> _TASK PROMPT_
Answer with one number: the count of lines in this material that hold the word "هاشم".

[Saved data entries]
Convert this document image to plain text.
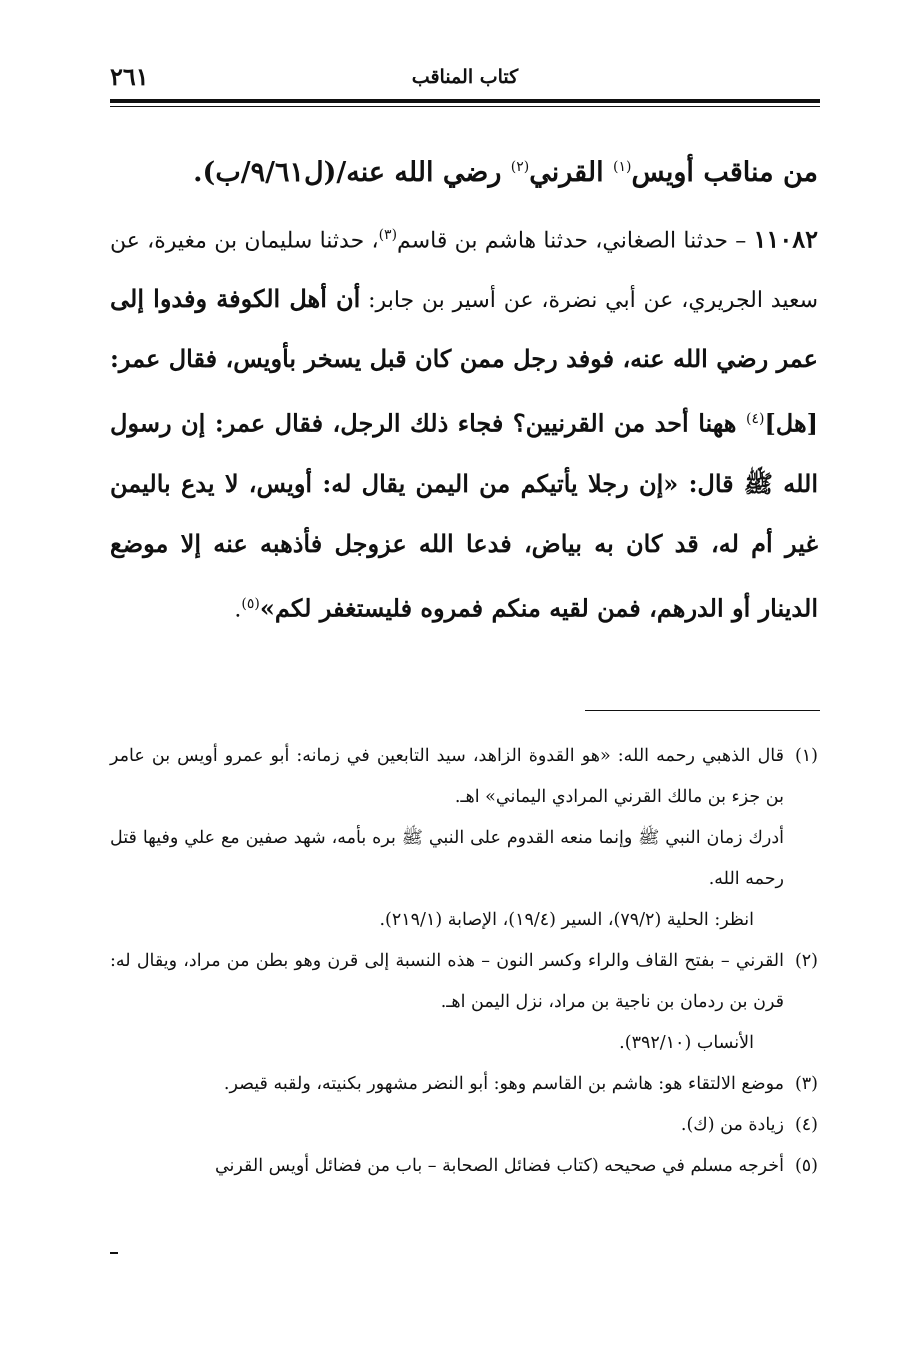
كتاب المناقب
٢٦١
من مناقب أويس$^{(١)}$ القرني$^{(٢)}$ رضي الله عنه/(ل٩/٦١/ب).
١١٠٨٢ – حدثنا الصغاني، حدثنا هاشم بن قاسم$^{(٣)}$، حدثنا سليمان بن مغيرة، عن سعيد الجريري، عن أبي نضرة، عن أسير بن جابر: أن أهل الكوفة وفدوا إلى عمر رضي الله عنه، فوفد رجل ممن كان قبل يسخر بأويس، فقال عمر: [هل]$^{(٤)}$ ههنا أحد من القرنيين؟ فجاء ذلك الرجل، فقال عمر: إن رسول الله ﷺ قال: «إن رجلا يأتيكم من اليمن يقال له: أويس، لا يدع باليمن غير أم له، قد كان به بياض، فدعا الله عزوجل فأذهبه عنه إلا موضع الدينار أو الدرهم، فمن لقيه منكم فمروه فليستغفر لكم»$^{(٥)}$.
(١)

قال الذهبي رحمه الله: «هو القدوة الزاهد، سيد التابعين في زمانه: أبو عمرو أويس بن عامر بن جزء بن مالك القرني المرادي اليماني» اهـ.

أدرك زمان النبي ﷺ وإنما منعه القدوم على النبي ﷺ بره بأمه، شهد صفين مع علي وفيها قتل رحمه الله.

انظر: الحلية (٧٩/٢)، السير (١٩/٤)، الإصابة (٢١٩/١).

(٢)

القرني – بفتح القاف والراء وكسر النون – هذه النسبة إلى قرن وهو بطن من مراد، ويقال له: قرن بن ردمان بن ناجية بن مراد، نزل اليمن اهـ.

الأنساب (٣٩٢/١٠).

(٣)

موضع الالتقاء هو: هاشم بن القاسم وهو: أبو النضر مشهور بكنيته، ولقبه قيصر.

(٤)

زيادة من (ك).

(٥)

أخرجه مسلم في صحيحه (كتاب فضائل الصحابة – باب من فضائل أويس القرني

> _SOLUTION FOR THIS PROBLEM_
2